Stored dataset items

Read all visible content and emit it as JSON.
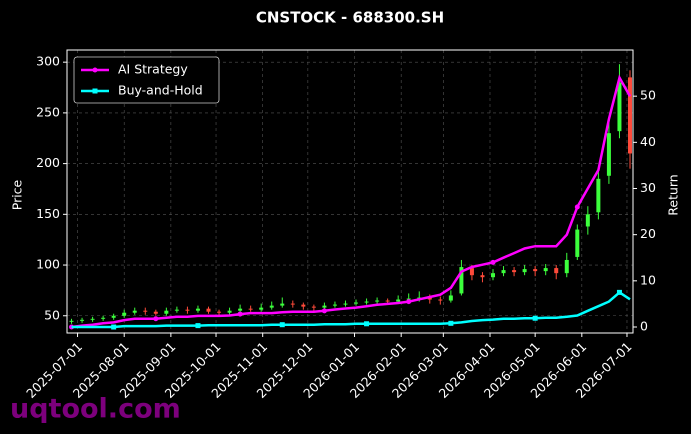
{
  "chart_data": {
    "type": "candlestick",
    "title": "CNSTOCK - 688300.SH",
    "ylabel": "Price",
    "y2label": "Return",
    "watermark": "uqtool.com",
    "legend_loc": "upper left",
    "grid": true,
    "up_color": "#3cff3c",
    "down_color": "#ff4a3a",
    "xlim": [
      "2025-06-24",
      "2026-07-05"
    ],
    "xticks": [
      "2025-07-01",
      "2025-08-01",
      "2025-09-01",
      "2025-10-01",
      "2025-11-01",
      "2025-12-01",
      "2026-01-01",
      "2026-02-01",
      "2026-03-01",
      "2026-04-01",
      "2026-05-01",
      "2026-06-01",
      "2026-07-01"
    ],
    "ylim": [
      33,
      312
    ],
    "yticks": [
      50,
      100,
      150,
      200,
      250,
      300
    ],
    "y2lim": [
      -1.3,
      60
    ],
    "y2ticks": [
      0,
      10,
      20,
      30,
      40,
      50
    ],
    "x": [
      "2025-06-27",
      "2025-07-04",
      "2025-07-11",
      "2025-07-18",
      "2025-07-25",
      "2025-08-01",
      "2025-08-08",
      "2025-08-15",
      "2025-08-22",
      "2025-08-29",
      "2025-09-05",
      "2025-09-12",
      "2025-09-19",
      "2025-09-26",
      "2025-10-03",
      "2025-10-10",
      "2025-10-17",
      "2025-10-24",
      "2025-10-31",
      "2025-11-07",
      "2025-11-14",
      "2025-11-21",
      "2025-11-28",
      "2025-12-05",
      "2025-12-12",
      "2025-12-19",
      "2025-12-26",
      "2026-01-02",
      "2026-01-09",
      "2026-01-16",
      "2026-01-23",
      "2026-01-30",
      "2026-02-06",
      "2026-02-13",
      "2026-02-20",
      "2026-02-27",
      "2026-03-06",
      "2026-03-13",
      "2026-03-20",
      "2026-03-27",
      "2026-04-03",
      "2026-04-10",
      "2026-04-17",
      "2026-04-24",
      "2026-05-01",
      "2026-05-08",
      "2026-05-15",
      "2026-05-22",
      "2026-05-29",
      "2026-06-05",
      "2026-06-12",
      "2026-06-19",
      "2026-06-26",
      "2026-07-03"
    ],
    "open": [
      44,
      45,
      46,
      47,
      48,
      50,
      53,
      55,
      54,
      52,
      55,
      56,
      55,
      57,
      54,
      53,
      55,
      57,
      56,
      58,
      60,
      62,
      61,
      59,
      58,
      60,
      61,
      62,
      63,
      64,
      65,
      64,
      66,
      67,
      68,
      66,
      65,
      72,
      97,
      90,
      88,
      92,
      95,
      93,
      96,
      94,
      97,
      92,
      108,
      138,
      152,
      188,
      232,
      285
    ],
    "high": [
      47,
      48,
      49,
      50,
      52,
      56,
      58,
      58,
      56,
      58,
      59,
      59,
      60,
      59,
      56,
      58,
      61,
      60,
      62,
      64,
      68,
      65,
      63,
      61,
      63,
      64,
      65,
      66,
      67,
      68,
      67,
      70,
      72,
      74,
      71,
      69,
      75,
      105,
      100,
      93,
      96,
      99,
      98,
      100,
      99,
      101,
      100,
      112,
      140,
      158,
      195,
      245,
      298,
      292
    ],
    "low": [
      42,
      43,
      44,
      45,
      46,
      48,
      51,
      51,
      50,
      50,
      53,
      52,
      53,
      52,
      50,
      51,
      53,
      54,
      54,
      56,
      58,
      58,
      56,
      55,
      56,
      58,
      59,
      60,
      61,
      62,
      61,
      62,
      63,
      64,
      62,
      61,
      63,
      70,
      85,
      83,
      85,
      89,
      89,
      90,
      89,
      90,
      86,
      88,
      105,
      130,
      145,
      180,
      225,
      195
    ],
    "close": [
      45,
      46,
      47,
      48,
      50,
      53,
      55,
      54,
      52,
      55,
      56,
      55,
      57,
      54,
      53,
      55,
      57,
      56,
      58,
      60,
      62,
      61,
      59,
      58,
      60,
      61,
      62,
      63,
      64,
      65,
      64,
      66,
      67,
      68,
      66,
      65,
      70,
      98,
      90,
      88,
      92,
      95,
      93,
      96,
      94,
      97,
      92,
      105,
      135,
      150,
      185,
      230,
      280,
      210
    ],
    "series": [
      {
        "name": "AI Strategy",
        "color": "#ff00ff",
        "axis": "y2",
        "marker": "circle",
        "values": [
          0,
          0.3,
          0.5,
          0.8,
          1,
          1.5,
          1.8,
          1.8,
          1.8,
          2,
          2.2,
          2.2,
          2.4,
          2.4,
          2.4,
          2.5,
          2.8,
          3,
          3,
          3,
          3.2,
          3.3,
          3.3,
          3.3,
          3.5,
          3.8,
          4,
          4.2,
          4.5,
          4.8,
          5,
          5.2,
          5.5,
          6,
          6.5,
          7,
          8.5,
          12,
          13,
          13.5,
          14,
          15,
          16,
          17,
          17.5,
          17.5,
          17.5,
          20,
          26,
          30,
          34,
          45,
          54,
          50
        ]
      },
      {
        "name": "Buy-and-Hold",
        "color": "#00ffff",
        "axis": "y2",
        "marker": "square",
        "values": [
          0,
          0,
          0,
          0,
          0,
          0.2,
          0.2,
          0.2,
          0.2,
          0.3,
          0.3,
          0.3,
          0.3,
          0.4,
          0.4,
          0.4,
          0.4,
          0.4,
          0.4,
          0.5,
          0.5,
          0.5,
          0.5,
          0.5,
          0.6,
          0.6,
          0.6,
          0.7,
          0.7,
          0.7,
          0.7,
          0.7,
          0.7,
          0.7,
          0.7,
          0.7,
          0.8,
          1,
          1.3,
          1.5,
          1.6,
          1.8,
          1.8,
          1.9,
          1.9,
          2,
          2,
          2.2,
          2.5,
          3.5,
          4.5,
          5.5,
          7.5,
          6
        ]
      }
    ]
  }
}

* Problem description:
Write out each line again precisely as it appears, skipping every picture.

* Result of this task:
Read all visible content and emit it as JSON.
{
  "chart_data": {
    "type": "candlestick",
    "title": "CNSTOCK - 688300.SH",
    "ylabel": "Price",
    "y2label": "Return",
    "watermark": "uqtool.com",
    "legend_loc": "upper left",
    "grid": true,
    "up_color": "#3cff3c",
    "down_color": "#ff4a3a",
    "xlim": [
      "2025-06-24",
      "2026-07-05"
    ],
    "xticks": [
      "2025-07-01",
      "2025-08-01",
      "2025-09-01",
      "2025-10-01",
      "2025-11-01",
      "2025-12-01",
      "2026-01-01",
      "2026-02-01",
      "2026-03-01",
      "2026-04-01",
      "2026-05-01",
      "2026-06-01",
      "2026-07-01"
    ],
    "ylim": [
      33,
      312
    ],
    "yticks": [
      50,
      100,
      150,
      200,
      250,
      300
    ],
    "y2lim": [
      -1.3,
      60
    ],
    "y2ticks": [
      0,
      10,
      20,
      30,
      40,
      50
    ],
    "x": [
      "2025-06-27",
      "2025-07-04",
      "2025-07-11",
      "2025-07-18",
      "2025-07-25",
      "2025-08-01",
      "2025-08-08",
      "2025-08-15",
      "2025-08-22",
      "2025-08-29",
      "2025-09-05",
      "2025-09-12",
      "2025-09-19",
      "2025-09-26",
      "2025-10-03",
      "2025-10-10",
      "2025-10-17",
      "2025-10-24",
      "2025-10-31",
      "2025-11-07",
      "2025-11-14",
      "2025-11-21",
      "2025-11-28",
      "2025-12-05",
      "2025-12-12",
      "2025-12-19",
      "2025-12-26",
      "2026-01-02",
      "2026-01-09",
      "2026-01-16",
      "2026-01-23",
      "2026-01-30",
      "2026-02-06",
      "2026-02-13",
      "2026-02-20",
      "2026-02-27",
      "2026-03-06",
      "2026-03-13",
      "2026-03-20",
      "2026-03-27",
      "2026-04-03",
      "2026-04-10",
      "2026-04-17",
      "2026-04-24",
      "2026-05-01",
      "2026-05-08",
      "2026-05-15",
      "2026-05-22",
      "2026-05-29",
      "2026-06-05",
      "2026-06-12",
      "2026-06-19",
      "2026-06-26",
      "2026-07-03"
    ],
    "open": [
      44,
      45,
      46,
      47,
      48,
      50,
      53,
      55,
      54,
      52,
      55,
      56,
      55,
      57,
      54,
      53,
      55,
      57,
      56,
      58,
      60,
      62,
      61,
      59,
      58,
      60,
      61,
      62,
      63,
      64,
      65,
      64,
      66,
      67,
      68,
      66,
      65,
      72,
      97,
      90,
      88,
      92,
      95,
      93,
      96,
      94,
      97,
      92,
      108,
      138,
      152,
      188,
      232,
      285
    ],
    "high": [
      47,
      48,
      49,
      50,
      52,
      56,
      58,
      58,
      56,
      58,
      59,
      59,
      60,
      59,
      56,
      58,
      61,
      60,
      62,
      64,
      68,
      65,
      63,
      61,
      63,
      64,
      65,
      66,
      67,
      68,
      67,
      70,
      72,
      74,
      71,
      69,
      75,
      105,
      100,
      93,
      96,
      99,
      98,
      100,
      99,
      101,
      100,
      112,
      140,
      158,
      195,
      245,
      298,
      292
    ],
    "low": [
      42,
      43,
      44,
      45,
      46,
      48,
      51,
      51,
      50,
      50,
      53,
      52,
      53,
      52,
      50,
      51,
      53,
      54,
      54,
      56,
      58,
      58,
      56,
      55,
      56,
      58,
      59,
      60,
      61,
      62,
      61,
      62,
      63,
      64,
      62,
      61,
      63,
      70,
      85,
      83,
      85,
      89,
      89,
      90,
      89,
      90,
      86,
      88,
      105,
      130,
      145,
      180,
      225,
      195
    ],
    "close": [
      45,
      46,
      47,
      48,
      50,
      53,
      55,
      54,
      52,
      55,
      56,
      55,
      57,
      54,
      53,
      55,
      57,
      56,
      58,
      60,
      62,
      61,
      59,
      58,
      60,
      61,
      62,
      63,
      64,
      65,
      64,
      66,
      67,
      68,
      66,
      65,
      70,
      98,
      90,
      88,
      92,
      95,
      93,
      96,
      94,
      97,
      92,
      105,
      135,
      150,
      185,
      230,
      280,
      210
    ],
    "series": [
      {
        "name": "AI Strategy",
        "color": "#ff00ff",
        "axis": "y2",
        "marker": "circle",
        "values": [
          0,
          0.3,
          0.5,
          0.8,
          1,
          1.5,
          1.8,
          1.8,
          1.8,
          2,
          2.2,
          2.2,
          2.4,
          2.4,
          2.4,
          2.5,
          2.8,
          3,
          3,
          3,
          3.2,
          3.3,
          3.3,
          3.3,
          3.5,
          3.8,
          4,
          4.2,
          4.5,
          4.8,
          5,
          5.2,
          5.5,
          6,
          6.5,
          7,
          8.5,
          12,
          13,
          13.5,
          14,
          15,
          16,
          17,
          17.5,
          17.5,
          17.5,
          20,
          26,
          30,
          34,
          45,
          54,
          50
        ]
      },
      {
        "name": "Buy-and-Hold",
        "color": "#00ffff",
        "axis": "y2",
        "marker": "square",
        "values": [
          0,
          0,
          0,
          0,
          0,
          0.2,
          0.2,
          0.2,
          0.2,
          0.3,
          0.3,
          0.3,
          0.3,
          0.4,
          0.4,
          0.4,
          0.4,
          0.4,
          0.4,
          0.5,
          0.5,
          0.5,
          0.5,
          0.5,
          0.6,
          0.6,
          0.6,
          0.7,
          0.7,
          0.7,
          0.7,
          0.7,
          0.7,
          0.7,
          0.7,
          0.7,
          0.8,
          1,
          1.3,
          1.5,
          1.6,
          1.8,
          1.8,
          1.9,
          1.9,
          2,
          2,
          2.2,
          2.5,
          3.5,
          4.5,
          5.5,
          7.5,
          6
        ]
      }
    ]
  }
}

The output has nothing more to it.